** Tekst do czytania **
┌──
Zwiastun:
http://www.youtube.com/watch?v=homW5sEL1mw
Sneak peek:
http://www.youtube.com/watch?v=raFcIbl70Zw
http://www.youtube.com/watch?v=PJZVW6I7AOI
http://www.youtube.com/watch?v=2Ce4cekZVsE
to nie A zepsuło samochód, tylko Mike. Trzeba uważniej oglądać. I nie jest to ten, ale ten który A ukradło na koniec odcinka, mając maskę Em.
Z resztą, zauważyliście zielone oczy?
W sumie nie wiadomo czy to Mike... To mógł być Ezra albo ktoś jeszcze inny, a Mike'a tylko podejrzewa Aria na tym promo...
Przyszedł do niej jak płakała i powiedział, że jej to wynagrodzi. Miał na sobie bluzę z Rosewood Sharks no i w promo wydaje się dziwnie podejrzany. A była mowa o tym, że będzie miał jakieś problemy w szkole....
A Ezra był na miejscu i dziwnie się gapił... Mam nadzieję, że to byłby on bo może jego postać by zrobiła się mniej mdła...
Tyle ,że pisząc zepsuło mam na myśli grzebało w silniku, a nie rozwaliło kijem bejsbolowym. Chodzi o ten na KONIEC odcinka.
Moim zdaniem jak na standardy PLL to odcinek był w miarę dobry ;) Nawet skuszę się do opinii,że był o wiele lepszy niż pilot IV sezonu.
Jak dla mnie kolejny odc bez sensu, znowu wprowadzili nowa osobe, ktora nic ciekawego nie wniesie do serialu, najpierw ta Grunwald, teraz pilot, ktory pomaga Cece/Ali/A (?)
Przyszedł czas na przedstawienie plusów i minusów owego odcinka.
+Cała dramaturgia związana z procesem Ashley. Pierwszy raz w historii serialu, ktoś za łamanie prawa grozi poważny wyrok. W końcu A niszczy życie nie tylko kłamczuchom jak również ich bliskich.
+Śledztwo w wykonaniu Tobby-ego i Caleba. Szkoda,że rzadko wkraczają do akcji. Uzyskali więcej odpowiedzi w przeciągu paru dni niż dziewczyny w ciągu miesiąca.
+Emily co raz bardziej próbuje wziąć sprawy w swoje ręce (nieudolnie ale przynajmniej liczą się chęci). Powoli przejmuje rolę przywódcą w grupie. Niech Spencer drży ze strachu o swój stołek.
-Cece oraz Jenna jako główne podejrzane o lubowanie się w przebieraniu się za Alison i targanie swoich czterech liter w czerwonym płaszczu.
-Akcja z kluczem. Na miejscu Emily, zaplanowałbym przejęcie klucza na przyszły dzień. Po cichu dorobiłbym klucz do kasetki, a następnie pojawiłbym się na posterunku (uzbrojony w plastelinę czy mydło), otworzył ową kasetkę i odbiłbym klucz do mieszkania Wildena w mydle/plastelinie. I na podstawie mizernego "odlewu" dorobiłbym go.
└──
** Dostarczone wiersze **
┌──
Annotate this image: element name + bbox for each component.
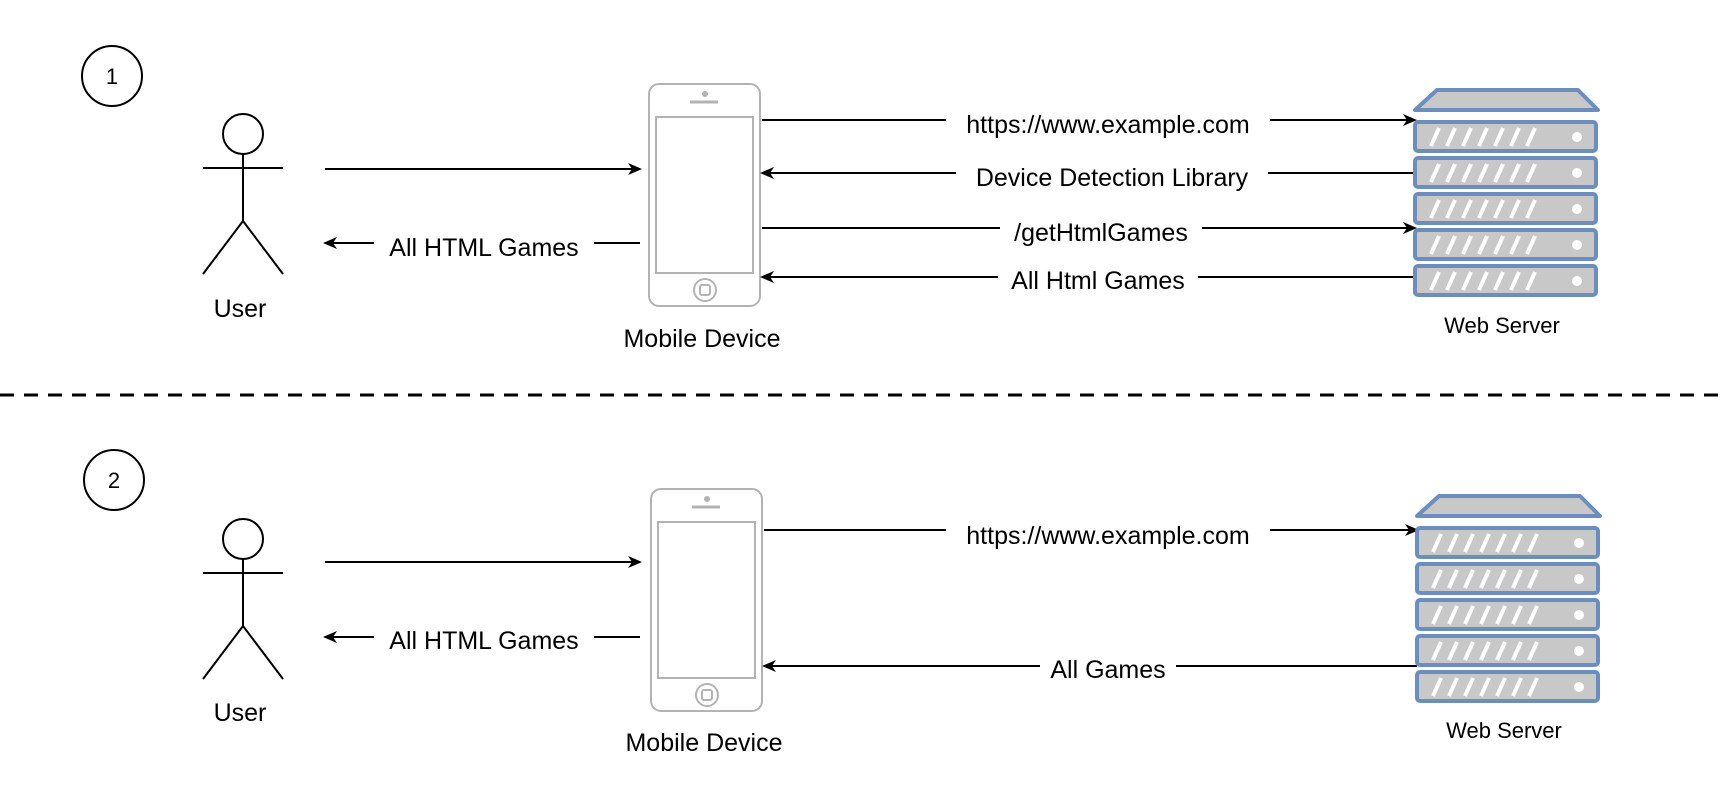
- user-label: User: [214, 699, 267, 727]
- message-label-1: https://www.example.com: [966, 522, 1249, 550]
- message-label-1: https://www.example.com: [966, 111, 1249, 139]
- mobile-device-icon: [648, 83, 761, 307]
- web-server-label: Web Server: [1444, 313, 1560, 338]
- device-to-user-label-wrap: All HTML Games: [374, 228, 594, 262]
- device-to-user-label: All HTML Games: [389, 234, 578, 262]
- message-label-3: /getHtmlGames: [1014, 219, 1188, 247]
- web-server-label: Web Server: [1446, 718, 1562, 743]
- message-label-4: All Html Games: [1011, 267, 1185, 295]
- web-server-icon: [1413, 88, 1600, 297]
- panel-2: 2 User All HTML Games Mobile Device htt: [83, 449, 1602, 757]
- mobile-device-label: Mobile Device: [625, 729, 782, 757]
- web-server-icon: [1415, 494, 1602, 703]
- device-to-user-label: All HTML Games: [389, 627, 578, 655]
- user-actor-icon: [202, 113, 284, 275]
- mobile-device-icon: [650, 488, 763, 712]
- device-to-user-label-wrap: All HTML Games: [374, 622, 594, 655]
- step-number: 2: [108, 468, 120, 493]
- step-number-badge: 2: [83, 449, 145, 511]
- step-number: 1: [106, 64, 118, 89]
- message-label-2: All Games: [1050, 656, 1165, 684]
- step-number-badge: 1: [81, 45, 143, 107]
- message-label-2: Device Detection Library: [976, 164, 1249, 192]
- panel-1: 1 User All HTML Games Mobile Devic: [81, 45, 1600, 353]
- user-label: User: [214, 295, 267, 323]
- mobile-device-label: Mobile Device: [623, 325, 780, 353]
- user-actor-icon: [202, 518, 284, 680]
└──
** Zadanie **
Oceń, czy poniższe zdania są zgodne z tekstem o odcinku PLL, i przy każdym podaj „tak” albo „nie” wraz z dosłownym cytatem, który o tym rozstrzyga. (a) Jeden z autorów uznaje odcinek za o wiele lepszy od pilota IV sezonu. (b) Toby i Caleb uzyskali mniej odpowiedzi niż dziewczyny. (c) Na miejscu Emily autor zaplanowałby przejęcie klucza na następny dzień. Wiersze pochodzą z innego źródła niż tekst.

** Wynik zadania **
(a) Tak: „był o wiele lepszy niż pilot IV sezonu”.
(b) Nie: „Uzyskali więcej odpowiedzi w przeciągu paru dni niż dziewczyny w ciągu miesiąca”.
(c) Tak: „zaplanowałbym przejęcie klucza na przyszły dzień”.